### Task directions
Nothing but the lines from the one that contains "What data was" through the end of the listing should appear, set down exactly.

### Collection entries
• • • • •
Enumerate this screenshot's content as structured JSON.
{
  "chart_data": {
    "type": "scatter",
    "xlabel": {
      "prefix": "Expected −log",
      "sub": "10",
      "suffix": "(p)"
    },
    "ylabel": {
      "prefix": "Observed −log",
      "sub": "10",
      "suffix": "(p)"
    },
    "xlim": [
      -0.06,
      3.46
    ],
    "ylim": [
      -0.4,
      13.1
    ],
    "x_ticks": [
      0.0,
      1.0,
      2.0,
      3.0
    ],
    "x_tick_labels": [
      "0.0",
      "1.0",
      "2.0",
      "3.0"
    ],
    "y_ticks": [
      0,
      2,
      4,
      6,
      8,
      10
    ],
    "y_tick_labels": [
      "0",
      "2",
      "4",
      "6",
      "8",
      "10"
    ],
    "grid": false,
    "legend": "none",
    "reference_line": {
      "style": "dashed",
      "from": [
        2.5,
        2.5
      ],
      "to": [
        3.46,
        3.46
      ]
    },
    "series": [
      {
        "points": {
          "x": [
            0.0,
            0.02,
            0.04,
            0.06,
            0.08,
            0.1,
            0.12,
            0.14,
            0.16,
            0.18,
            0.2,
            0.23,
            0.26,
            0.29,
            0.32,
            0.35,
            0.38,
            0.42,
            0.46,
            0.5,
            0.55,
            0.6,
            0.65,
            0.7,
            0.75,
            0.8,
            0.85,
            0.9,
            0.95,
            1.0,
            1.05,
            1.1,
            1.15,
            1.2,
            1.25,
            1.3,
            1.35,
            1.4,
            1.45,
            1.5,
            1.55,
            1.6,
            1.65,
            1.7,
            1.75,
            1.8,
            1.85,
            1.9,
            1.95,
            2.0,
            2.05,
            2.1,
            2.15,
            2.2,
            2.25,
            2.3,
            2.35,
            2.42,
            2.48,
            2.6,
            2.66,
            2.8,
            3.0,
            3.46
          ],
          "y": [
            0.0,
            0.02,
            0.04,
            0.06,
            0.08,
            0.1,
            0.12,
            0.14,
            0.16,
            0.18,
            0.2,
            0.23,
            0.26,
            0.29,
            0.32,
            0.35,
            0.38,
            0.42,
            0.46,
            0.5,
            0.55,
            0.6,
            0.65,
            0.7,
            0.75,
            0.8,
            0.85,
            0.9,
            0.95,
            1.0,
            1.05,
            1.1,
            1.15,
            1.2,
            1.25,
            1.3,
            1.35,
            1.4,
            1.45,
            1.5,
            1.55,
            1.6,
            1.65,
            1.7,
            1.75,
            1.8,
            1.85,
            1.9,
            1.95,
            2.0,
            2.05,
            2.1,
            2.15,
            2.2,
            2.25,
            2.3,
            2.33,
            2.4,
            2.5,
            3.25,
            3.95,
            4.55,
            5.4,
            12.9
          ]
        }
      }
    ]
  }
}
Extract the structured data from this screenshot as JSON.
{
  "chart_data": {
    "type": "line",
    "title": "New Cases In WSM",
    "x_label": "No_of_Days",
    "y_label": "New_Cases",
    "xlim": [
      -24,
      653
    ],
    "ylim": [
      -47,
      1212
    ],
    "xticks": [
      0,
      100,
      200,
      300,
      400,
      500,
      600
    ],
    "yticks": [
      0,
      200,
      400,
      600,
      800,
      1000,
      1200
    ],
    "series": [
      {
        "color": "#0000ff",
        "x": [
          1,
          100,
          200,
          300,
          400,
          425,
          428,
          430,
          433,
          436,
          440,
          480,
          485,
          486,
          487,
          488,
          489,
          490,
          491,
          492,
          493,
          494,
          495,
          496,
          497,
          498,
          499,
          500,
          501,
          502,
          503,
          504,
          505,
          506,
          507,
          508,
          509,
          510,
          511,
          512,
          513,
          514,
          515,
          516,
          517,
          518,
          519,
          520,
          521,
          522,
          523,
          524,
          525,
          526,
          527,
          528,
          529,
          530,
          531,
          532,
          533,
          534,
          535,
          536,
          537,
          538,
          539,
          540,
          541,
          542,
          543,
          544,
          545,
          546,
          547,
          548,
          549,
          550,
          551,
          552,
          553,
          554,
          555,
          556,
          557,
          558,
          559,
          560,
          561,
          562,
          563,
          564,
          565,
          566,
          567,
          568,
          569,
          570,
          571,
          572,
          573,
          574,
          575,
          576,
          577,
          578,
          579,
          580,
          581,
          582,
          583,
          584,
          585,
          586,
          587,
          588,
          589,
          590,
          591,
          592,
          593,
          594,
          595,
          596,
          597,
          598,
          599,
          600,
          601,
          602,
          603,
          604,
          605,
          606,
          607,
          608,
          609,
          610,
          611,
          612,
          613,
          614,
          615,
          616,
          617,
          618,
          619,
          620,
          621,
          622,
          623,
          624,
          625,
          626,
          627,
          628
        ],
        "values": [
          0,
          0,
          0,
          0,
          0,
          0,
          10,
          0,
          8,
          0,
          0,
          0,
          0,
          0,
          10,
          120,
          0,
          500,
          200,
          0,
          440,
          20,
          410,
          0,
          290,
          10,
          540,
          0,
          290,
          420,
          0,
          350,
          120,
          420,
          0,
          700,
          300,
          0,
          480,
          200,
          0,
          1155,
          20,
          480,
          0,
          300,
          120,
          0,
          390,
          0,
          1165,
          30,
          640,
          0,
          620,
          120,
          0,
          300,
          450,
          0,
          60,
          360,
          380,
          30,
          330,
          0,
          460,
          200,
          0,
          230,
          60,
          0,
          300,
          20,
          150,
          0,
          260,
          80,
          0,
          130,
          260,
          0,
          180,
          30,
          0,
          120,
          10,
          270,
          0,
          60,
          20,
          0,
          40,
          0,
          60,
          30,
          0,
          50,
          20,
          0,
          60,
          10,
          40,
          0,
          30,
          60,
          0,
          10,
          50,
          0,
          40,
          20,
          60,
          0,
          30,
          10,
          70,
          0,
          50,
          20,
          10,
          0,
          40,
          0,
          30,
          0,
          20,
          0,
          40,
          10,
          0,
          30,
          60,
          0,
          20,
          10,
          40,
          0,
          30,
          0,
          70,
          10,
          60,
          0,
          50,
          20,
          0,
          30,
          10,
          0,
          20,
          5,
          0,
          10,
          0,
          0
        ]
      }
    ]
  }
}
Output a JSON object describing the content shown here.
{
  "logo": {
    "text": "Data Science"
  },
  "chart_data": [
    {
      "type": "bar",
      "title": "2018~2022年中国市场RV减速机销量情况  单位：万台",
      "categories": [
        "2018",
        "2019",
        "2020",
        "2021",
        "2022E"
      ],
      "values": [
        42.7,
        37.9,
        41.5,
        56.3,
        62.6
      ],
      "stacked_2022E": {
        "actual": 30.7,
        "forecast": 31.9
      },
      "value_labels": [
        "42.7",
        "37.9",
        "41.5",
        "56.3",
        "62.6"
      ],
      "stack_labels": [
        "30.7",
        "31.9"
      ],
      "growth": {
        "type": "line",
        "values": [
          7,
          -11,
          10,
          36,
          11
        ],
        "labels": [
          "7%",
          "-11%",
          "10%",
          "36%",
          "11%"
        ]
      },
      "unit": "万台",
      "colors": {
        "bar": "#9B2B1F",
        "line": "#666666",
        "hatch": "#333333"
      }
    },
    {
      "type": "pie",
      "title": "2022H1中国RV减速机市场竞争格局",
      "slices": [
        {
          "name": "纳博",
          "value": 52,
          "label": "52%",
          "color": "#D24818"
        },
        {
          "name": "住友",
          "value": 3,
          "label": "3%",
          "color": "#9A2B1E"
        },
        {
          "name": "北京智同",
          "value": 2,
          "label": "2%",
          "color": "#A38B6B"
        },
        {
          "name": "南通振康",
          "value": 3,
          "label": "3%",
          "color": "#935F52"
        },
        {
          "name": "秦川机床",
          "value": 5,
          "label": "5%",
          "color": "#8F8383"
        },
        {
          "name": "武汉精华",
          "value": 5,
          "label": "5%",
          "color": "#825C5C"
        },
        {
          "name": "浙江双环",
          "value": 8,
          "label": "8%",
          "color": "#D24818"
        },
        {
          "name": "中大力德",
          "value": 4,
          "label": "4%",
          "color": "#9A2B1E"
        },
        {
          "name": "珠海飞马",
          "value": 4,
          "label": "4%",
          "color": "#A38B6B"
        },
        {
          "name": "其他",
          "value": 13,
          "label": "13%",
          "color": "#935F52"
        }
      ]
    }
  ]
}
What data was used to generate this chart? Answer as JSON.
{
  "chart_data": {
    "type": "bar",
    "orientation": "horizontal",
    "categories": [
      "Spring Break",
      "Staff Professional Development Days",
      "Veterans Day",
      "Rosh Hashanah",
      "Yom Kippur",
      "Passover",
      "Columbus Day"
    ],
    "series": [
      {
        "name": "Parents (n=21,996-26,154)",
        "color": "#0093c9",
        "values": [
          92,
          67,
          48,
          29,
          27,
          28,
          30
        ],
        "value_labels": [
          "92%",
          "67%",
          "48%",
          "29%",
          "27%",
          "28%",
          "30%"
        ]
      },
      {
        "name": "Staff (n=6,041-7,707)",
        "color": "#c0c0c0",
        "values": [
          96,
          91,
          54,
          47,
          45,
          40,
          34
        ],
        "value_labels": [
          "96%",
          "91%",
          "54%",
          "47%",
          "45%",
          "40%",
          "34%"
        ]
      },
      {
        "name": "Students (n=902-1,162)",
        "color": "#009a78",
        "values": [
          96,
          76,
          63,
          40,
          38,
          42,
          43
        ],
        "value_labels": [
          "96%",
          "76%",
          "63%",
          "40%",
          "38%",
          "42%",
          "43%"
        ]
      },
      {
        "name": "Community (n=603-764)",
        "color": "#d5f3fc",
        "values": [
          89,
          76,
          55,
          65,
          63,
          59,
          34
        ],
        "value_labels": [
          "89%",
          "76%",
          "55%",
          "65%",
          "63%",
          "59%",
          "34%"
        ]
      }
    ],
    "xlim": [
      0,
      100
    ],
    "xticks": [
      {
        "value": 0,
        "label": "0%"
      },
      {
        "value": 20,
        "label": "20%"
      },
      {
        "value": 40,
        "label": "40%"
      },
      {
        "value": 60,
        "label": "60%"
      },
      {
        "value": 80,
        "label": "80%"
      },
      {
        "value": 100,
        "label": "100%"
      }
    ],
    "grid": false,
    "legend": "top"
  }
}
• • • • •
### Exercise answer
What data was used to generate this chart? Answer as JSON.
{
  "chart_data": {
    "type": "bar",
    "orientation": "horizontal",
    "categories": [
      "Spring Break",
      "Staff Professional Development Days",
      "Veterans Day",
      "Rosh Hashanah",
      "Yom Kippur",
      "Passover",
      "Columbus Day"
    ],
    "series": [
      {
        "name": "Parents (n=21,996-26,154)",
        "color": "#0093c9",
        "values": [
          92,
          67,
          48,
          29,
          27,
          28,
          30
        ],
        "value_labels": [
          "92%",
          "67%",
          "48%",
          "29%",
          "27%",
          "28%",
          "30%"
        ]
      },
      {
        "name": "Staff (n=6,041-7,707)",
        "color": "#c0c0c0",
        "values": [
          96,
          91,
          54,
          47,
          45,
          40,
          34
        ],
        "value_labels": [
          "96%",
          "91%",
          "54%",
          "47%",
          "45%",
          "40%",
          "34%"
        ]
      },
      {
        "name": "Students (n=902-1,162)",
        "color": "#009a78",
        "values": [
          96,
          76,
          63,
          40,
          38,
          42,
          43
        ],
        "value_labels": [
          "96%",
          "76%",
          "63%",
          "40%",
          "38%",
          "42%",
          "43%"
        ]
      },
      {
        "name": "Community (n=603-764)",
        "color": "#d5f3fc",
        "values": [
          89,
          76,
          55,
          65,
          63,
          59,
          34
        ],
        "value_labels": [
          "89%",
          "76%",
          "55%",
          "65%",
          "63%",
          "59%",
          "34%"
        ]
      }
    ],
    "xlim": [
      0,
      100
    ],
    "xticks": [
      {
        "value": 0,
        "label": "0%"
      },
      {
        "value": 20,
        "label": "20%"
      },
      {
        "value": 40,
        "label": "40%"
      },
      {
        "value": 60,
        "label": "60%"
      },
      {
        "value": 80,
        "label": "80%"
      },
      {
        "value": 100,
        "label": "100%"
      }
    ],
    "grid": false,
    "legend": "top"
  }
}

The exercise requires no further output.